▸ **YOUR OBJECTIVE**: Look through the material below. Copy every line with the string "text" in it.

Collected data entries
━━━━━━━━

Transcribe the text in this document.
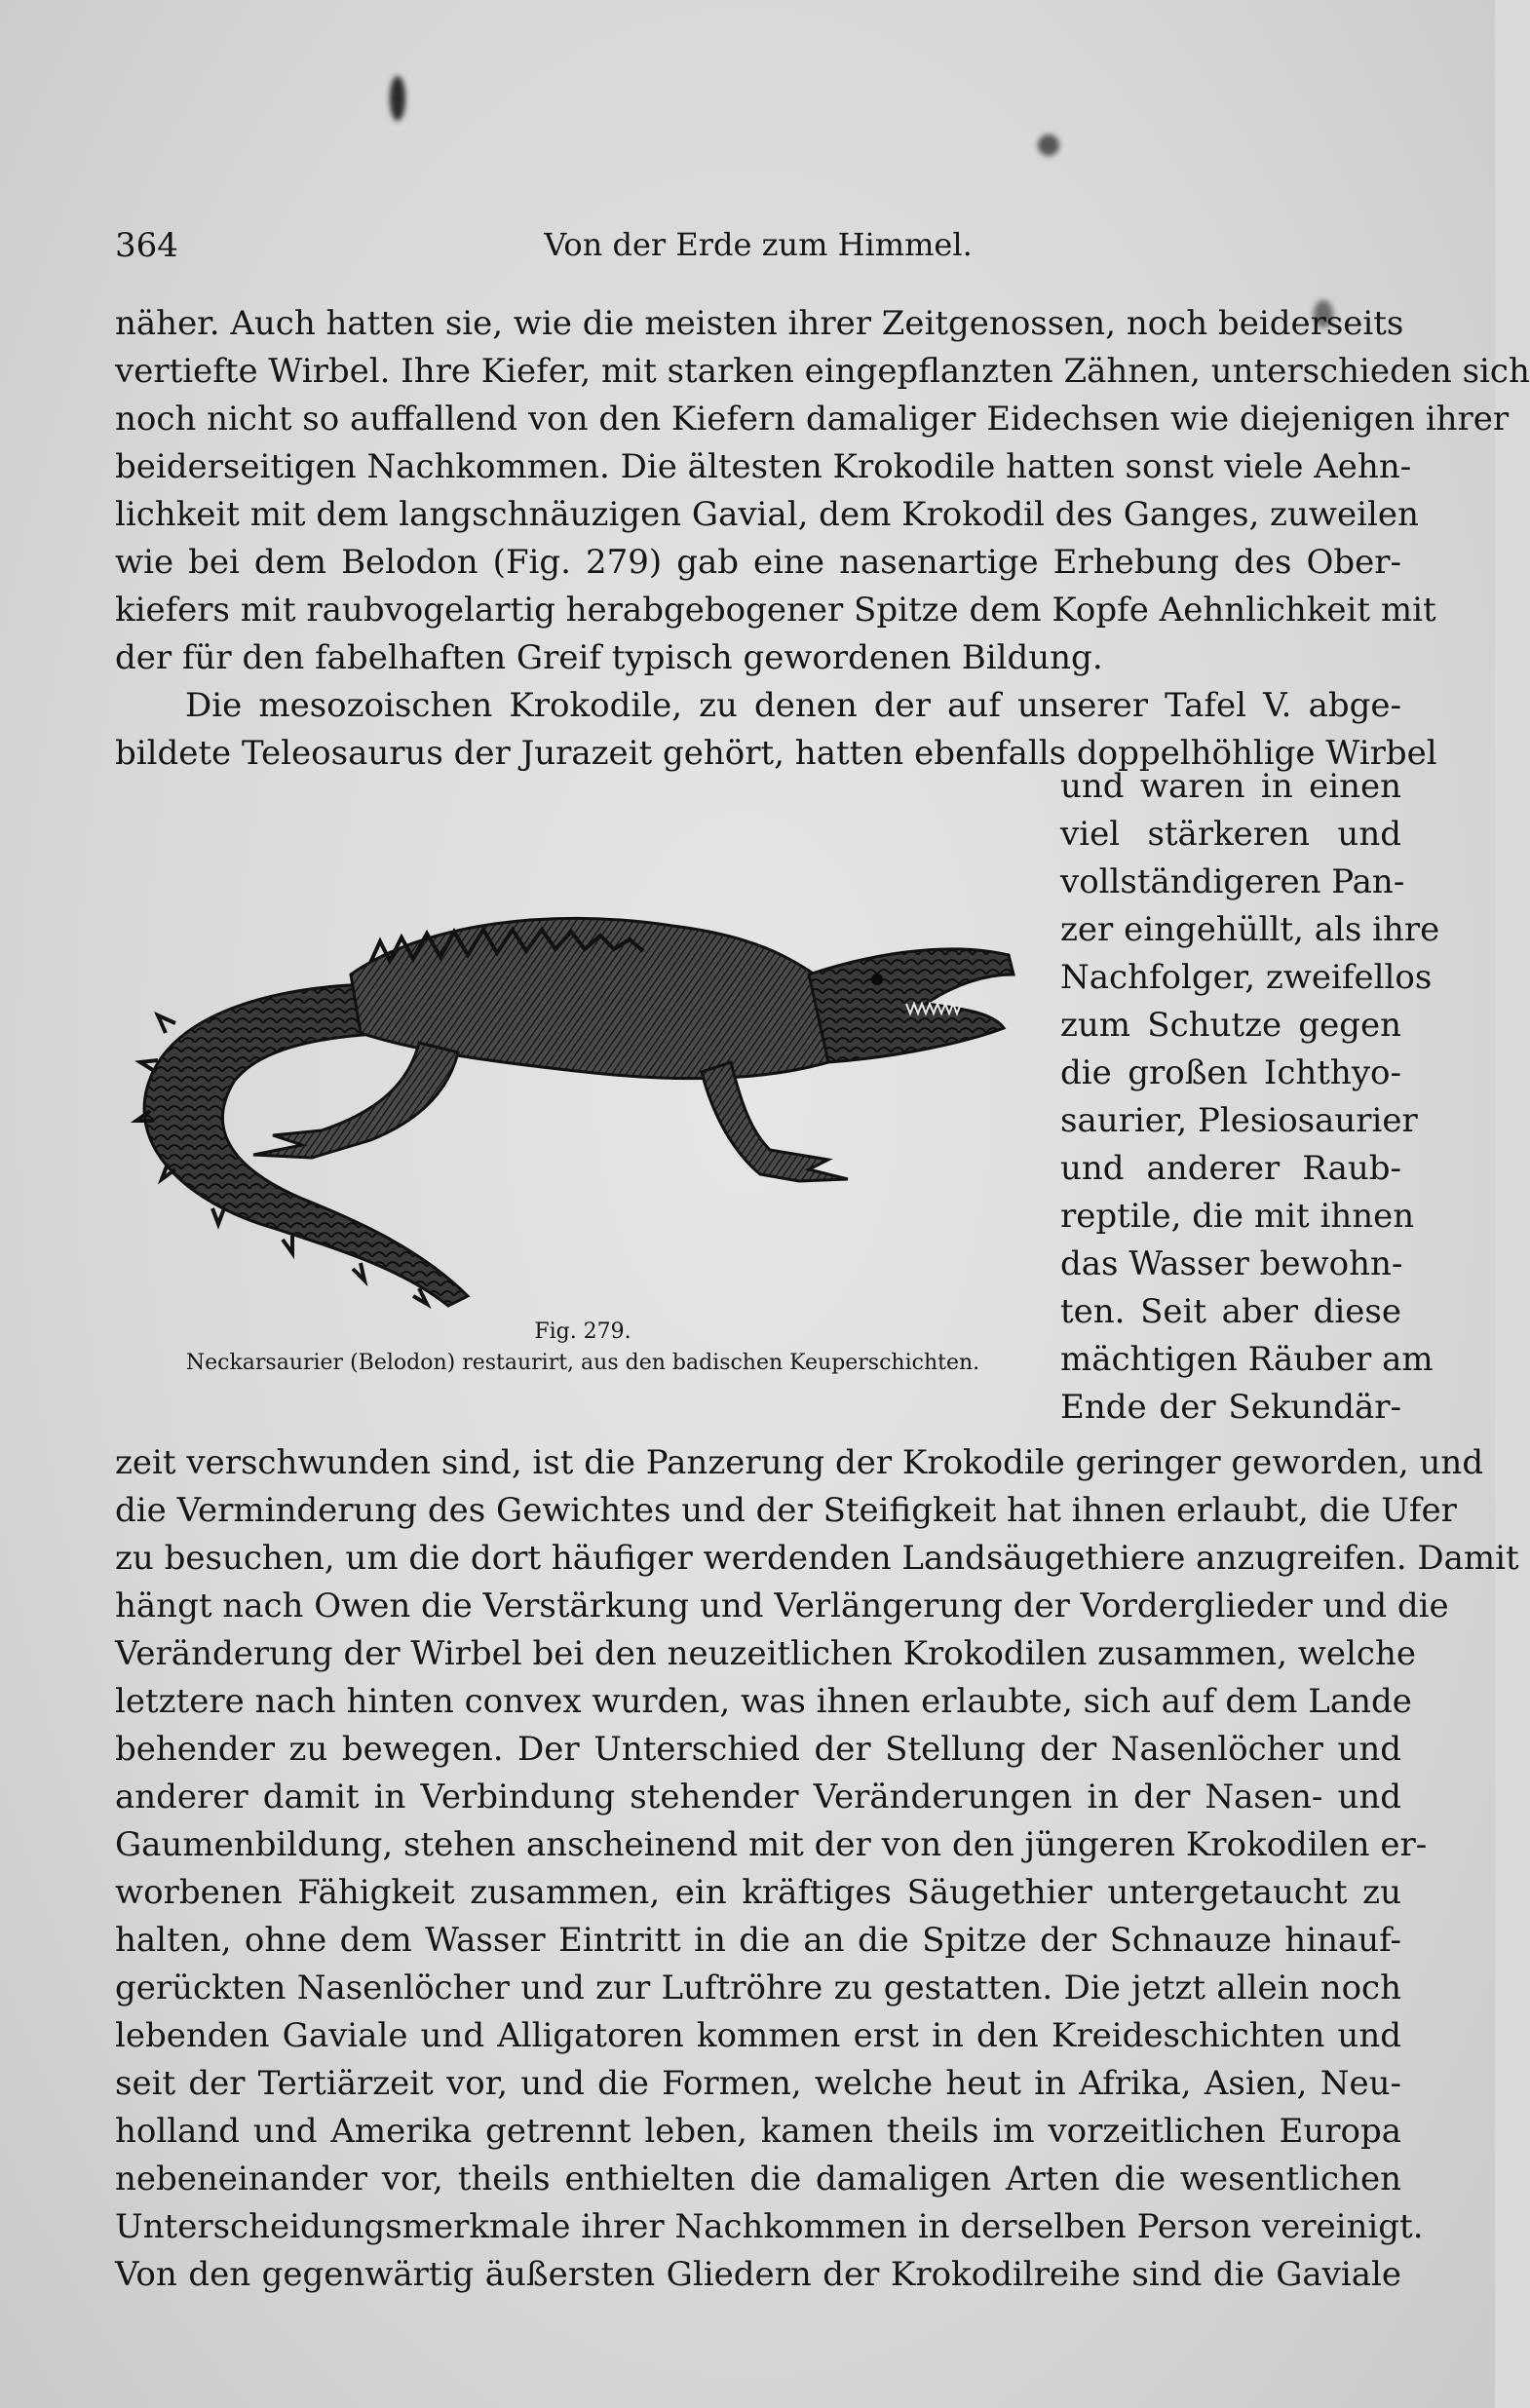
364	Von der Erde zum Himmel.
näher. Auch hatten sie, wie die meisten ihrer Zeitgenossen, noch beiderseits
vertiefte Wirbel. Ihre Kiefer, mit starken eingepflanzten Zähnen, unterschieden sich
noch nicht so auffallend von den Kiefern damaliger Eidechsen wie diejenigen ihrer
beiderseitigen Nachkommen. Die ältesten Krokodile hatten sonst viele Aehn-
lichkeit mit dem langschnäuzigen Gavial, dem Krokodil des Ganges, zuweilen
wie bei dem Belodon (Fig. 279) gab eine nasenartige Erhebung des Ober-
kiefers mit raubvogelartig herabgebogener Spitze dem Kopfe Aehnlichkeit mit
der für den fabelhaften Greif typisch gewordenen Bildung.
Die mesozoischen Krokodile, zu denen der auf unserer Tafel V. abge-
bildete Teleosaurus der Jurazeit gehört, hatten ebenfalls doppelhöhlige Wirbel
und waren in einen
viel stärkeren und
vollständigeren Pan-
zer eingehüllt, als ihre
Nachfolger, zweifellos
zum Schutze gegen
die großen Ichthyo-
saurier, Plesiosaurier
und anderer Raub-
reptile, die mit ihnen
das Wasser bewohn-
ten. Seit aber diese
mächtigen Räuber am
Ende der Sekundär-
Fig. 279.
Neckarsaurier (Belodon) restaurirt, aus den badischen Keuperschichten.
zeit verschwunden sind, ist die Panzerung der Krokodile geringer geworden, und
die Verminderung des Gewichtes und der Steifigkeit hat ihnen erlaubt, die Ufer
zu besuchen, um die dort häufiger werdenden Landsäugethiere anzugreifen. Damit
hängt nach Owen die Verstärkung und Verlängerung der Vorderglieder und die
Veränderung der Wirbel bei den neuzeitlichen Krokodilen zusammen, welche
letztere nach hinten convex wurden, was ihnen erlaubte, sich auf dem Lande
behender zu bewegen. Der Unterschied der Stellung der Nasenlöcher und
anderer damit in Verbindung stehender Veränderungen in der Nasen- und
Gaumenbildung, stehen anscheinend mit der von den jüngeren Krokodilen er-
worbenen Fähigkeit zusammen, ein kräftiges Säugethier untergetaucht zu
halten, ohne dem Wasser Eintritt in die an die Spitze der Schnauze hinauf-
gerückten Nasenlöcher und zur Luftröhre zu gestatten. Die jetzt allein noch
lebenden Gaviale und Alligatoren kommen erst in den Kreideschichten und
seit der Tertiärzeit vor, und die Formen, welche heut in Afrika, Asien, Neu-
holland und Amerika getrennt leben, kamen theils im vorzeitlichen Europa
nebeneinander vor, theils enthielten die damaligen Arten die wesentlichen
Unterscheidungsmerkmale ihrer Nachkommen in derselben Person vereinigt.
Von den gegenwärtig äußersten Gliedern der Krokodilreihe sind die Gaviale
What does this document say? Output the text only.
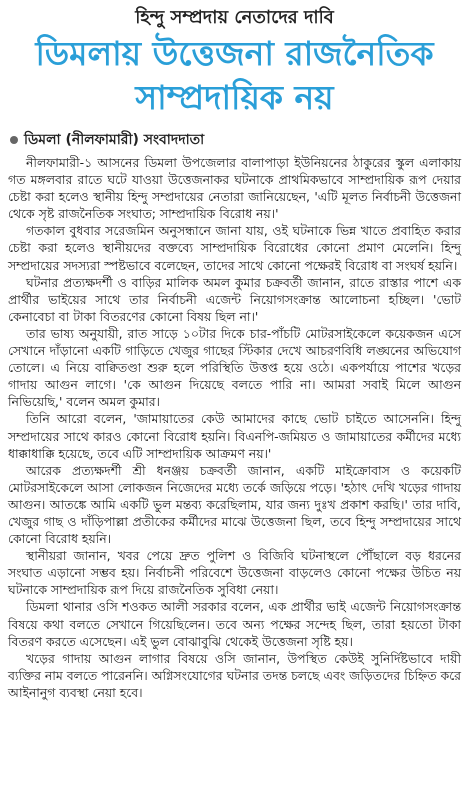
হিন্দু সম্প্রদায় নেতাদের দাবি
ডিমলায় উত্তেজনা রাজনৈতিক
সাম্প্রদায়িক নয়
ডিমলা (নীলফামারী) সংবাদদাতা

নীলফামারী-১ আসনের ডিমলা উপজেলার বালাপাড়া ইউনিয়নের ঠাকুরের স্কুল এলাকায় গত মঙ্গলবার রাতে ঘটে যাওয়া উত্তেজনাকর ঘটনাকে প্রাথমিকভাবে সাম্প্রদায়িক রূপ দেয়ার চেষ্টা করা হলেও স্থানীয় হিন্দু সম্প্রদায়ের নেতারা জানিয়েছেন, 'এটি মূলত নির্বাচনী উত্তেজনা থেকে সৃষ্ট রাজনৈতিক সংঘাত; সাম্প্রদায়িক বিরোধ নয়।'

গতকাল বুধবার সরেজমিন অনুসন্ধানে জানা যায়, ওই ঘটনাকে ভিন্ন খাতে প্রবাহিত করার চেষ্টা করা হলেও স্থানীয়দের বক্তব্যে সাম্প্রদায়িক বিরোধের কোনো প্রমাণ মেলেনি। হিন্দু সম্প্রদায়ের সদস্যরা স্পষ্টভাবে বলেছেন, তাদের সাথে কোনো পক্ষেরই বিরোধ বা সংঘর্ষ হয়নি।

ঘটনার প্রত্যক্ষদর্শী ও বাড়ির মালিক অমল কুমার চক্রবর্তী জানান, রাতে রাস্তার পাশে এক প্রার্থীর ভাইয়ের সাথে তার নির্বাচনী এজেন্ট নিয়োগসংক্রান্ত আলোচনা হচ্ছিল। 'ভোট কেনাবেচা বা টাকা বিতরণের কোনো বিষয় ছিল না।'

তার ভাষ্য অনুযায়ী, রাত সাড়ে ১০টার দিকে চার-পাঁচটি মোটরসাইকেলে কয়েকজন এসে সেখানে দাঁড়ানো একটি গাড়িতে খেজুর গাছের স্টিকার দেখে আচরণবিধি লঙ্ঘনের অভিযোগ তোলে। এ নিয়ে বাক্বিতণ্ডা শুরু হলে পরিস্থিতি উত্তপ্ত হয়ে ওঠে। একপর্যায়ে পাশের খড়ের গাদায় আগুন লাগে। 'কে আগুন দিয়েছে বলতে পারি না। আমরা সবাই মিলে আগুন নিভিয়েছি,' বলেন অমল কুমার।

তিনি আরো বলেন, 'জামায়াতের কেউ আমাদের কাছে ভোট চাইতে আসেননি। হিন্দু সম্প্রদায়ের সাথে কারও কোনো বিরোধ হয়নি। বিএনপি-জমিয়ত ও জামায়াতের কর্মীদের মধ্যে ধাক্কাধাক্কি হয়েছে, তবে এটি সাম্প্রদায়িক আক্রমণ নয়।'

আরেক প্রত্যক্ষদর্শী শ্রী ধনঞ্জয় চক্রবর্তী জানান, একটি মাইক্রোবাস ও কয়েকটি মোটরসাইকেলে আসা লোকজন নিজেদের মধ্যে তর্কে জড়িয়ে পড়ে। 'হঠাৎ দেখি খড়ের গাদায় আগুন। আতঙ্কে আমি একটি ভুল মন্তব্য করেছিলাম, যার জন্য দুঃখ প্রকাশ করছি।' তার দাবি, খেজুর গাছ ও দাঁড়িপাল্লা প্রতীকের কর্মীদের মাঝে উত্তেজনা ছিল, তবে হিন্দু সম্প্রদায়ের সাথে কোনো বিরোধ হয়নি।

স্থানীয়রা জানান, খবর পেয়ে দ্রুত পুলিশ ও বিজিবি ঘটনাস্থলে পৌঁছালে বড় ধরনের সংঘাত এড়ানো সম্ভব হয়। নির্বাচনী পরিবেশে উত্তেজনা বাড়লেও কোনো পক্ষের উচিত নয় ঘটনাকে সাম্প্রদায়িক রূপ দিয়ে রাজনৈতিক সুবিধা নেয়া।

ডিমলা থানার ওসি শওকত আলী সরকার বলেন, এক প্রার্থীর ভাই এজেন্ট নিয়োগসংক্রান্ত বিষয়ে কথা বলতে সেখানে গিয়েছিলেন। তবে অন্য পক্ষের সন্দেহ ছিল, তারা হয়তো টাকা বিতরণ করতে এসেছেন। এই ভুল বোঝাবুঝি থেকেই উত্তেজনা সৃষ্টি হয়।

খড়ের গাদায় আগুন লাগার বিষয়ে ওসি জানান, উপস্থিত কেউই সুনির্দিষ্টভাবে দায়ী ব্যক্তির নাম বলতে পারেননি। অগ্নিসংযোগের ঘটনার তদন্ত চলছে এবং জড়িতদের চিহ্নিত করে আইনানুগ ব্যবস্থা নেয়া হবে।
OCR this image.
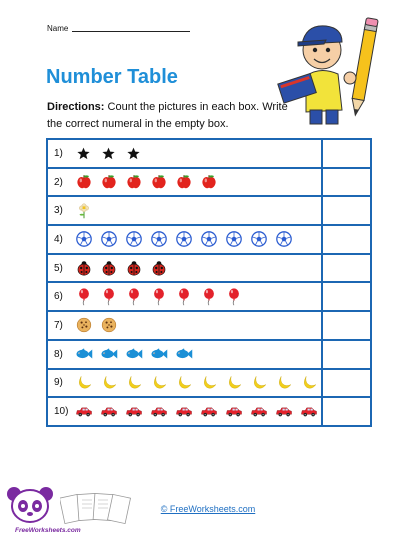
Name
Number Table
Directions: Count the pictures in each box. Write the correct numeral in the empty box.
1)	

2)	

3)	

4)	

5)	

6)	

7)	

8)	

9)	

10)	

© FreeWorksheets.com
FreeWorksheets.com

━━━━━━━━

▸ **EXERCISE OUTPUT**:
Transcribe the text in this document.
What does this document say? Output the text only.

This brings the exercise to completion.